- **CHALLENGE**: Copy out the data below as written; omit any images.

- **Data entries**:

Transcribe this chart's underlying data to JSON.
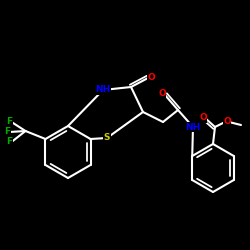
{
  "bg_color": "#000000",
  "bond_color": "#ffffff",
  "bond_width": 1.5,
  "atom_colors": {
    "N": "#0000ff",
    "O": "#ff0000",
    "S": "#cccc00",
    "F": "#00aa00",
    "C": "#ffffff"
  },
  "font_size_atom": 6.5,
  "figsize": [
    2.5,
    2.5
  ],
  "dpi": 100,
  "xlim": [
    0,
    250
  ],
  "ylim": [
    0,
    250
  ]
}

- **THE COMPLETED TASK**:
Transcribe this chart's underlying data to JSON.
{
  "bg_color": "#000000",
  "bond_color": "#ffffff",
  "bond_width": 1.5,
  "atom_colors": {
    "N": "#0000ff",
    "O": "#ff0000",
    "S": "#cccc00",
    "F": "#00aa00",
    "C": "#ffffff"
  },
  "font_size_atom": 6.5,
  "figsize": [
    2.5,
    2.5
  ],
  "dpi": 100,
  "xlim": [
    0,
    250
  ],
  "ylim": [
    0,
    250
  ]
}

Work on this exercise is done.